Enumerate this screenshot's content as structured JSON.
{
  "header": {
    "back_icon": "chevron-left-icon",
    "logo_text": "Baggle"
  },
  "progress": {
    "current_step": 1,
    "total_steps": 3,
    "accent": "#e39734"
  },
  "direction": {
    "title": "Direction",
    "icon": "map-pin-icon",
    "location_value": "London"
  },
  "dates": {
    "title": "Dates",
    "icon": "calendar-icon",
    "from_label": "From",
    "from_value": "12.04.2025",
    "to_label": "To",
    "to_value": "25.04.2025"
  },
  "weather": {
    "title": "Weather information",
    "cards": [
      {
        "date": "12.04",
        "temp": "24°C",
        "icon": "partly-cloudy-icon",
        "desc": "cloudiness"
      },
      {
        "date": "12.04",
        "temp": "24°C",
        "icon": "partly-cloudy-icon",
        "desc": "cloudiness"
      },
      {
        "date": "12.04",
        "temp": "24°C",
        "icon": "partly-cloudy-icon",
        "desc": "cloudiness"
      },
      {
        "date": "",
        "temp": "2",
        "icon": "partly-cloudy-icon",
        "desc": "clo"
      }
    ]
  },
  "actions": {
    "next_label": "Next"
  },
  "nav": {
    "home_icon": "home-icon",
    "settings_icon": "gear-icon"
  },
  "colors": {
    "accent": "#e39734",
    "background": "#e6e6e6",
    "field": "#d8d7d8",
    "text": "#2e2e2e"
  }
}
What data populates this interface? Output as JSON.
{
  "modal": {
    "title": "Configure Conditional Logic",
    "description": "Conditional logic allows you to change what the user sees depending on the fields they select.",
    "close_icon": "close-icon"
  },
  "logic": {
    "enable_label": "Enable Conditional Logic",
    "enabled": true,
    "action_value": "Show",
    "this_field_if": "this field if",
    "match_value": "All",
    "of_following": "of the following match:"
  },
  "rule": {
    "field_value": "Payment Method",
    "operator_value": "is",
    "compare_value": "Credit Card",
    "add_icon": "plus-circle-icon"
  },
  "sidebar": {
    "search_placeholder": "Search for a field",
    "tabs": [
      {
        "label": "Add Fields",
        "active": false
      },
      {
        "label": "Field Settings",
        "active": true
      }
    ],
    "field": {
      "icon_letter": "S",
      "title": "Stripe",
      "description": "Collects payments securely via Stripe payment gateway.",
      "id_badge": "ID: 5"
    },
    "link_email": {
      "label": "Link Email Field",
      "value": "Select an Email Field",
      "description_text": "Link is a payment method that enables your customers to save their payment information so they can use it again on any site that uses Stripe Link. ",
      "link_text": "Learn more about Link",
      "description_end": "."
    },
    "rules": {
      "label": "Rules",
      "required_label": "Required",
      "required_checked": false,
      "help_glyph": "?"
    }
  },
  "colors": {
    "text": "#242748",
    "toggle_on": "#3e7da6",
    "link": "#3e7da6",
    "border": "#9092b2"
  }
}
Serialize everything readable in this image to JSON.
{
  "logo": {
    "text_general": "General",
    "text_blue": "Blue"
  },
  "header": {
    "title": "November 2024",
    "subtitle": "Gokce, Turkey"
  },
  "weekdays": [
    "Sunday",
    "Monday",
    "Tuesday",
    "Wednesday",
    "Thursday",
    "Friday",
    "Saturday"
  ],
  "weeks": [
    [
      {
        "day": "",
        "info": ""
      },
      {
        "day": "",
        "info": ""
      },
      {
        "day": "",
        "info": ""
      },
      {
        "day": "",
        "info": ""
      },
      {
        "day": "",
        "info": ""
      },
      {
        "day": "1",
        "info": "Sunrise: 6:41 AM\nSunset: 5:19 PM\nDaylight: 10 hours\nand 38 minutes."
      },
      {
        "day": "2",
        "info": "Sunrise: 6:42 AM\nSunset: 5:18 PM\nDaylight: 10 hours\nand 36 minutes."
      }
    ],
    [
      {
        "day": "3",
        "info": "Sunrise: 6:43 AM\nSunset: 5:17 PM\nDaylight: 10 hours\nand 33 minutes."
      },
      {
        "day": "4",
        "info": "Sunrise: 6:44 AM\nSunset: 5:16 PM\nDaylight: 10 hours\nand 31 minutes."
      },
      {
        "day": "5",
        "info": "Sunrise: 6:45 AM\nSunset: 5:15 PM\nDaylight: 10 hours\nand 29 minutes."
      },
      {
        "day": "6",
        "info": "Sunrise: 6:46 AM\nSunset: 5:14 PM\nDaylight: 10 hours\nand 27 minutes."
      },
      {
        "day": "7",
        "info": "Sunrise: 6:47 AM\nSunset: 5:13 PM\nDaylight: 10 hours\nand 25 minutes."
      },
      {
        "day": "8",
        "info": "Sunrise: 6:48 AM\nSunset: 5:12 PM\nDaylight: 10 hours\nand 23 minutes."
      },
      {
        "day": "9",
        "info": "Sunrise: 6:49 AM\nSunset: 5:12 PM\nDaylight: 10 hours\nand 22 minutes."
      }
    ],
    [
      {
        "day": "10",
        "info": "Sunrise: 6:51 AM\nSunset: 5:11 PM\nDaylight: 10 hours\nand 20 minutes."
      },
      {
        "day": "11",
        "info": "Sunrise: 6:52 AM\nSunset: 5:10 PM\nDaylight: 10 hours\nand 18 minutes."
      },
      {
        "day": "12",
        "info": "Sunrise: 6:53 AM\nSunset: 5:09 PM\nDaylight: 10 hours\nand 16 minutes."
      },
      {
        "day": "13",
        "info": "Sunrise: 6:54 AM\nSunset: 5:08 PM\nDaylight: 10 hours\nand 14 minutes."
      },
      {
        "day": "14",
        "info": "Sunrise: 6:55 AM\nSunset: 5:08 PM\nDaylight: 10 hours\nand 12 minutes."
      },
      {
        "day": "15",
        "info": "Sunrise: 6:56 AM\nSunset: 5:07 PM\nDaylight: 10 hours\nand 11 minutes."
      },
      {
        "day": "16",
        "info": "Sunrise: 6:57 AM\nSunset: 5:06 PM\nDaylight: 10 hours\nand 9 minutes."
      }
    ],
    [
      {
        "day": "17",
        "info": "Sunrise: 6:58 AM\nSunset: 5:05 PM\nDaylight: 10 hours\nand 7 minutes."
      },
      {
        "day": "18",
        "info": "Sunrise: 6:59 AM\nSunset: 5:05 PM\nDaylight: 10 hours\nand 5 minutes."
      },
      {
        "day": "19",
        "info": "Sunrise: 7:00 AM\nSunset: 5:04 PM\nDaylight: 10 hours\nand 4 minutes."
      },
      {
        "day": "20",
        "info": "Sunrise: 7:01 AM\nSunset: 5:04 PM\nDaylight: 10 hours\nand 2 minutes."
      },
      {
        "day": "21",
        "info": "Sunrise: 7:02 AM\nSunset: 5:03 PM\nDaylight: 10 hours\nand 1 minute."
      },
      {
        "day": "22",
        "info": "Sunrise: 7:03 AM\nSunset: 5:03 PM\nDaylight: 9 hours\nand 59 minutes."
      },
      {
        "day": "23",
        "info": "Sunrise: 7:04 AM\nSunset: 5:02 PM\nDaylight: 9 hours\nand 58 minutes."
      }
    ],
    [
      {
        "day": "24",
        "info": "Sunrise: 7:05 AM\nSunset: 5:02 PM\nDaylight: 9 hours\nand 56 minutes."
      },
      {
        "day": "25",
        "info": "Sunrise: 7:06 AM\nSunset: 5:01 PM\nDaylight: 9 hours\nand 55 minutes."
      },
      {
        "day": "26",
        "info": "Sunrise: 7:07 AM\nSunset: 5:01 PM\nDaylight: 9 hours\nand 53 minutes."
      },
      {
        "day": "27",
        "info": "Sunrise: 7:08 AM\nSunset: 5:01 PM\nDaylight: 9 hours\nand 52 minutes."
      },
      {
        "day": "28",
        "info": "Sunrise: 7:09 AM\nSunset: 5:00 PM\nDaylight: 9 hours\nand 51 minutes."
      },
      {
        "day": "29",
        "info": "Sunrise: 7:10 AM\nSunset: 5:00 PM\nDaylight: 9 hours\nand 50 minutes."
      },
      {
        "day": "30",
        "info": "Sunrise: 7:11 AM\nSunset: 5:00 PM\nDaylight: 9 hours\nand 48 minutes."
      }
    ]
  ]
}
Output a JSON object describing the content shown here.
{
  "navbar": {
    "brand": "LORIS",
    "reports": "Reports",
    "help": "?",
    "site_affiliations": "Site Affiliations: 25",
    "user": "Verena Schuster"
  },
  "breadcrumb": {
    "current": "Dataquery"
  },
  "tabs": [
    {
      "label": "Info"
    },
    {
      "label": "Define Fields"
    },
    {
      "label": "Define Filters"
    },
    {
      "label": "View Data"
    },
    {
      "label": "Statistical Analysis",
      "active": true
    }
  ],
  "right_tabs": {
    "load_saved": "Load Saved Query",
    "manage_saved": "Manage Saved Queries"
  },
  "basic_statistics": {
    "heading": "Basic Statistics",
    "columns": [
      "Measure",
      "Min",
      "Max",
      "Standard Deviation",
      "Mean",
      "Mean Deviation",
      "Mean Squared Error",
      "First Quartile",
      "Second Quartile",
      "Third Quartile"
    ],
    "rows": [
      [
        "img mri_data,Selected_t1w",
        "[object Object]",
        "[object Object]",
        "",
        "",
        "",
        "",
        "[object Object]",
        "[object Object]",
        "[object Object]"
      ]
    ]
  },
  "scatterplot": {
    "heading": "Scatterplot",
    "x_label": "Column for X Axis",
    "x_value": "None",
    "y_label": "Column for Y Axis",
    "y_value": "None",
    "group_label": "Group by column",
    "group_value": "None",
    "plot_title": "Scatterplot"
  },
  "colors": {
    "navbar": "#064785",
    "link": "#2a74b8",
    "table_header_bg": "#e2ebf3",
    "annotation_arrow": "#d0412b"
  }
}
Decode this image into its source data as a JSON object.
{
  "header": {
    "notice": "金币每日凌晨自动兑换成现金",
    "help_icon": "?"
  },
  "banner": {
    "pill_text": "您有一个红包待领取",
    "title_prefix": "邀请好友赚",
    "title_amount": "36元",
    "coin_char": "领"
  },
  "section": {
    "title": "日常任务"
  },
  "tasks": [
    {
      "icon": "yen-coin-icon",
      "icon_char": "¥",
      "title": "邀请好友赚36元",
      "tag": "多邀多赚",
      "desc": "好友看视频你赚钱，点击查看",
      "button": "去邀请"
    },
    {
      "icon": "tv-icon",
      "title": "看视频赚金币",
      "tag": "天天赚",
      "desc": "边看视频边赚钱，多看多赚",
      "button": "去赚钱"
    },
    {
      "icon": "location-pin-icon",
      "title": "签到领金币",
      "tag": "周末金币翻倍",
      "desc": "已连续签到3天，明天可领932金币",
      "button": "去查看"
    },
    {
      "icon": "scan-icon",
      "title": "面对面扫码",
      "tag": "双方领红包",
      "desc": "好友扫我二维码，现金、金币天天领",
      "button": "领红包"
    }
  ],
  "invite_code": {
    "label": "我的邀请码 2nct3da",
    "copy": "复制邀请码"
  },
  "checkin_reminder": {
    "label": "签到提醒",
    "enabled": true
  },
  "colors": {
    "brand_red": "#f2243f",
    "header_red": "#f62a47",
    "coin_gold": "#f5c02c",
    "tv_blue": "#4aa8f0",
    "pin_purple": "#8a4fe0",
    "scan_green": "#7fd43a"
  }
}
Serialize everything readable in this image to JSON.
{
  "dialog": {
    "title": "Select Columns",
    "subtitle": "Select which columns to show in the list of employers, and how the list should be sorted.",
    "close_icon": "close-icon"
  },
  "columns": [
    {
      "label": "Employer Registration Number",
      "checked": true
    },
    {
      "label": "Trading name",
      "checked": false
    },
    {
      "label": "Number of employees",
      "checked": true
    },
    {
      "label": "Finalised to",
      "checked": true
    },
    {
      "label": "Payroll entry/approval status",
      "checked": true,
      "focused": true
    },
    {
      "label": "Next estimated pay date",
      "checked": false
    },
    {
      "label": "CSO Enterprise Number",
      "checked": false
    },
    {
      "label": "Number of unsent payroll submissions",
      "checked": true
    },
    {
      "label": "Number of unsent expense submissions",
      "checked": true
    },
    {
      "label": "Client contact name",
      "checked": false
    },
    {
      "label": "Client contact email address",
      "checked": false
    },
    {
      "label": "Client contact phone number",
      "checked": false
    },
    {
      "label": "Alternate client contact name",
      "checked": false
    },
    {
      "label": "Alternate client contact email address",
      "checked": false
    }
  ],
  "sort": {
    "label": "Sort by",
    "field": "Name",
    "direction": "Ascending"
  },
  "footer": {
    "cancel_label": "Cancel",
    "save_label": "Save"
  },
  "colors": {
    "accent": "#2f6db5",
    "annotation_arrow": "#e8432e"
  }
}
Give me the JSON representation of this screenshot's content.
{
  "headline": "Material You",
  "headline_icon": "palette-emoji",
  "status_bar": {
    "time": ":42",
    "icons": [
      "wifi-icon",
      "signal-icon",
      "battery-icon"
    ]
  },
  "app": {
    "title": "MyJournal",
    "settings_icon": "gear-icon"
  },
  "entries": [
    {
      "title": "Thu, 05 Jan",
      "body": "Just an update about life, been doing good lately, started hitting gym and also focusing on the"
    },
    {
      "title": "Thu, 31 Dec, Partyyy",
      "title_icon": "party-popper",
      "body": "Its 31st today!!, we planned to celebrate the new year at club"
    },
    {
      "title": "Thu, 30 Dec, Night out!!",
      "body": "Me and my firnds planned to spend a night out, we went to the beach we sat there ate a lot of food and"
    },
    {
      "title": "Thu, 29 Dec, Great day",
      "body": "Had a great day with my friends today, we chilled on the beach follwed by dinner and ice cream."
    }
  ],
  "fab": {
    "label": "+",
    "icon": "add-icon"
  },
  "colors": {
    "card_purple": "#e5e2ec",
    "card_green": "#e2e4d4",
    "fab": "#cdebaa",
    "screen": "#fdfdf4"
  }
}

# # #

**What you need to do:** Go through the preceding material and copy each line that has the word "None".

**Written response:**
    "x_value": "None",
    "y_value": "None",
    "group_value": "None",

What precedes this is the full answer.